**Exercise:** Extract, from the listing that follows, each line containing the word "this".

Stored entries

>> begin

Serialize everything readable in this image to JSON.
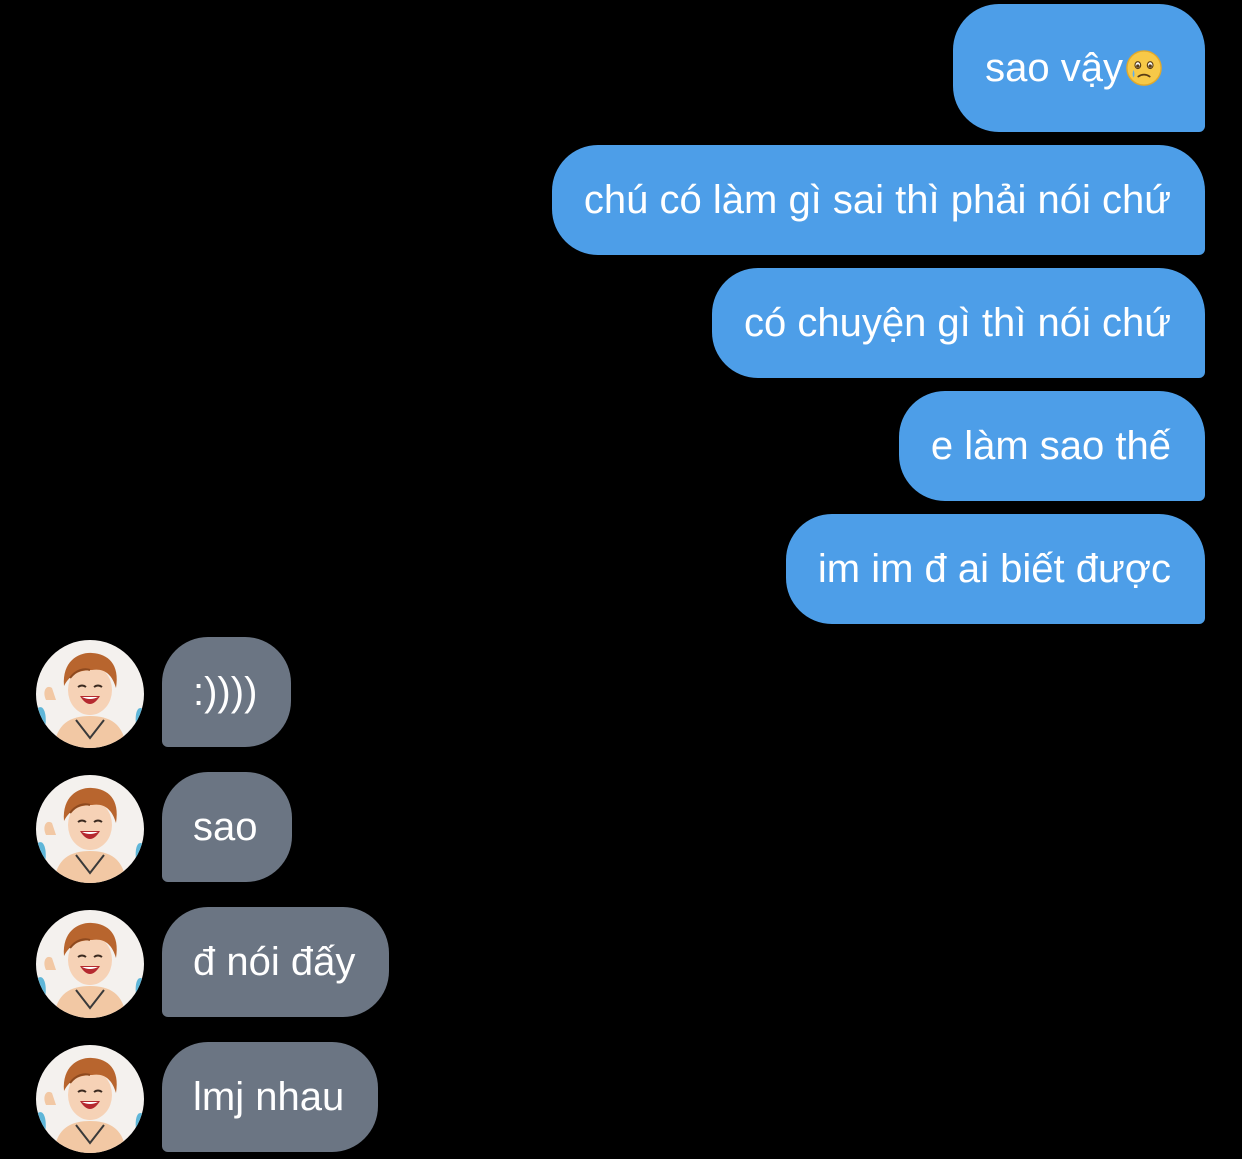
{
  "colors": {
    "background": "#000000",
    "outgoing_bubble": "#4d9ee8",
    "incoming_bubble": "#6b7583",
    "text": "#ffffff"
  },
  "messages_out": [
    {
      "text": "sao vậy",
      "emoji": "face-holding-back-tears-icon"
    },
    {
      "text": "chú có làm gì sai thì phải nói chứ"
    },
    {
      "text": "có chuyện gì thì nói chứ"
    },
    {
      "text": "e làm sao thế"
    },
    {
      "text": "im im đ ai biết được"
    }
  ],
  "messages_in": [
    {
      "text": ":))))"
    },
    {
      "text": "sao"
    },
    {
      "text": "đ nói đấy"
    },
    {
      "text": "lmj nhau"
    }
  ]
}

>> end
>> begin

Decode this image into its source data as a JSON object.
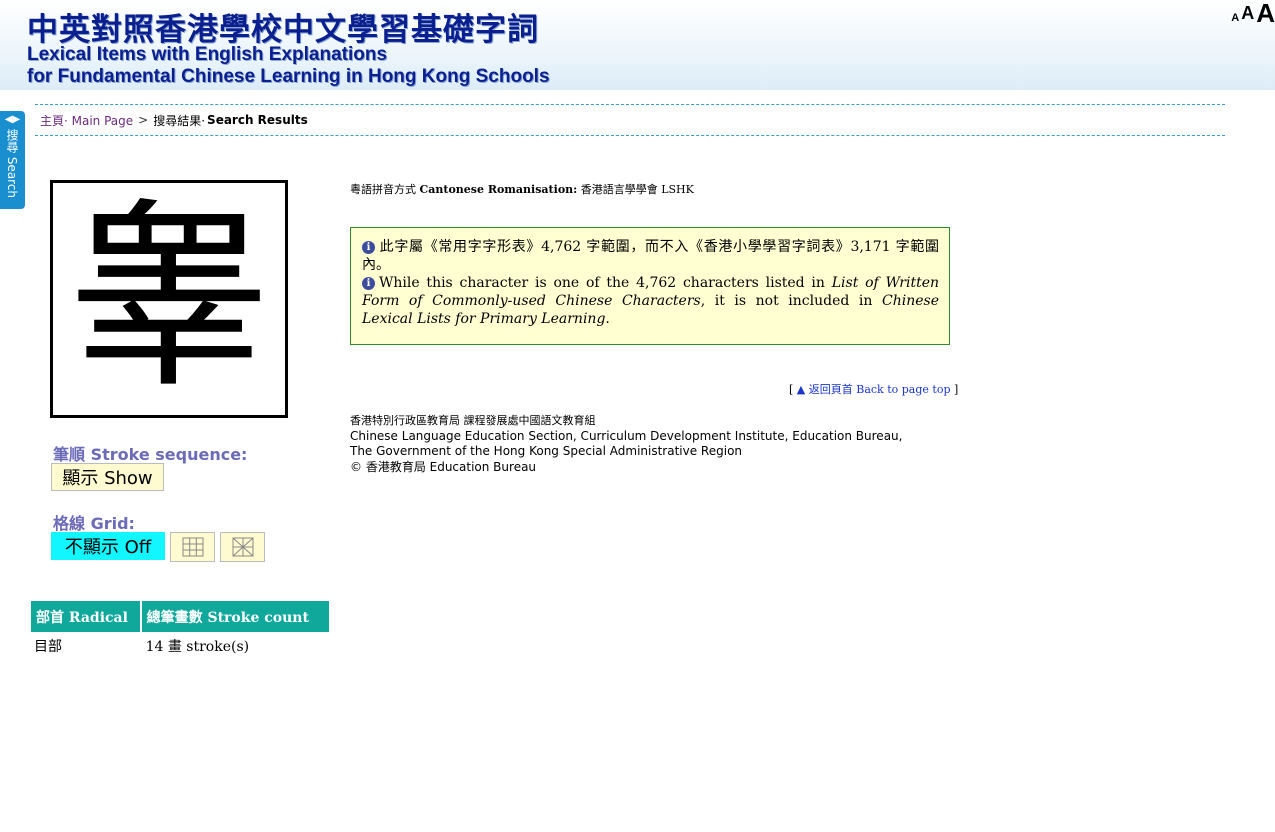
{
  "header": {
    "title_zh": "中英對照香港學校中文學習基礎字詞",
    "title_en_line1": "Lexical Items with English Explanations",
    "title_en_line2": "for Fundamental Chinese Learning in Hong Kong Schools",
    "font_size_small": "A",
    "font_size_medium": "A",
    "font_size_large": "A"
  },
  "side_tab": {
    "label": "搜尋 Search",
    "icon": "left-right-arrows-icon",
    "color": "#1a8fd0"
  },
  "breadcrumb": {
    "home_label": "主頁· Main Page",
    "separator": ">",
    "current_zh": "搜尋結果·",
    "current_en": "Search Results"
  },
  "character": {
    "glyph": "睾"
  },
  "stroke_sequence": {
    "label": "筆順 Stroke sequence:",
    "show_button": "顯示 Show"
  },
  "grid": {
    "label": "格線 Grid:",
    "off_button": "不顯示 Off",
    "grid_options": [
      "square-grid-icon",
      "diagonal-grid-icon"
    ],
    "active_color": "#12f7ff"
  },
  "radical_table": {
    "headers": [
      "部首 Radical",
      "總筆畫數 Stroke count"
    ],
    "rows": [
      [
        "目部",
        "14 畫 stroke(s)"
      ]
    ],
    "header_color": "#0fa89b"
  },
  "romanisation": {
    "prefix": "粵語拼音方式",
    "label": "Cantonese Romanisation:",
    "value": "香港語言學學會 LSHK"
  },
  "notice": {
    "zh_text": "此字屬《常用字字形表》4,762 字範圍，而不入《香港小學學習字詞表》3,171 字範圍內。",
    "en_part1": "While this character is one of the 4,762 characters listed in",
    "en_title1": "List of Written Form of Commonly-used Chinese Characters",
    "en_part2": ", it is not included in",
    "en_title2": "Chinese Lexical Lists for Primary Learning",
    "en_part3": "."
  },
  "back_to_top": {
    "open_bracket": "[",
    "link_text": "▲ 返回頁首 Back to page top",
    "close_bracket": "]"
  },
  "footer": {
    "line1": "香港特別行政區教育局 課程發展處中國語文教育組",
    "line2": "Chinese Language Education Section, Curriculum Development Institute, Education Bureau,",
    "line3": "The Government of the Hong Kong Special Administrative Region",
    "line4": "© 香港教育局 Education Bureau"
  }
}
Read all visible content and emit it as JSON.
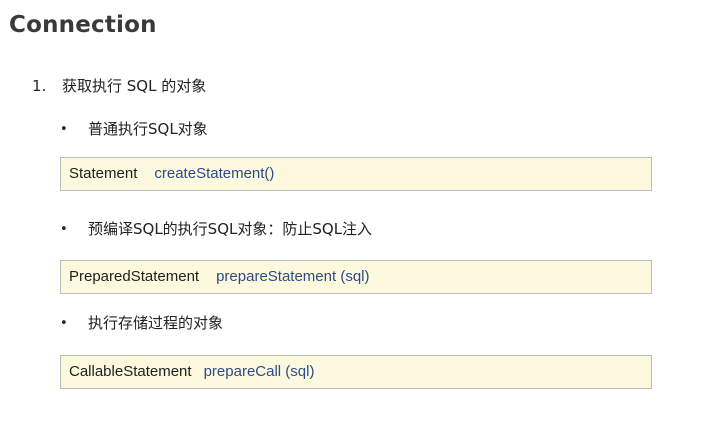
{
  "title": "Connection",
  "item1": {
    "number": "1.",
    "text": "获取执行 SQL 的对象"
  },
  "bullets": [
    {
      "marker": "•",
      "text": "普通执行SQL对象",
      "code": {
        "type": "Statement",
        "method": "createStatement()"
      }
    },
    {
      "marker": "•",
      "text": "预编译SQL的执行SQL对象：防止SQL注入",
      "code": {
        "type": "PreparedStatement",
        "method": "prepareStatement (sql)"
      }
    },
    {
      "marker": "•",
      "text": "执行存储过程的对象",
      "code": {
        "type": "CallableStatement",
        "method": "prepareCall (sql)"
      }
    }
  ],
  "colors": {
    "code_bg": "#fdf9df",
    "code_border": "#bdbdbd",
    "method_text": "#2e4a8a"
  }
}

>> end

**Complete answer:**
Serialize everything readable in this image to JSON.
Decode this image into its source data as a JSON object.
    "en_part1": "While this character is one of the 4,762 characters listed in",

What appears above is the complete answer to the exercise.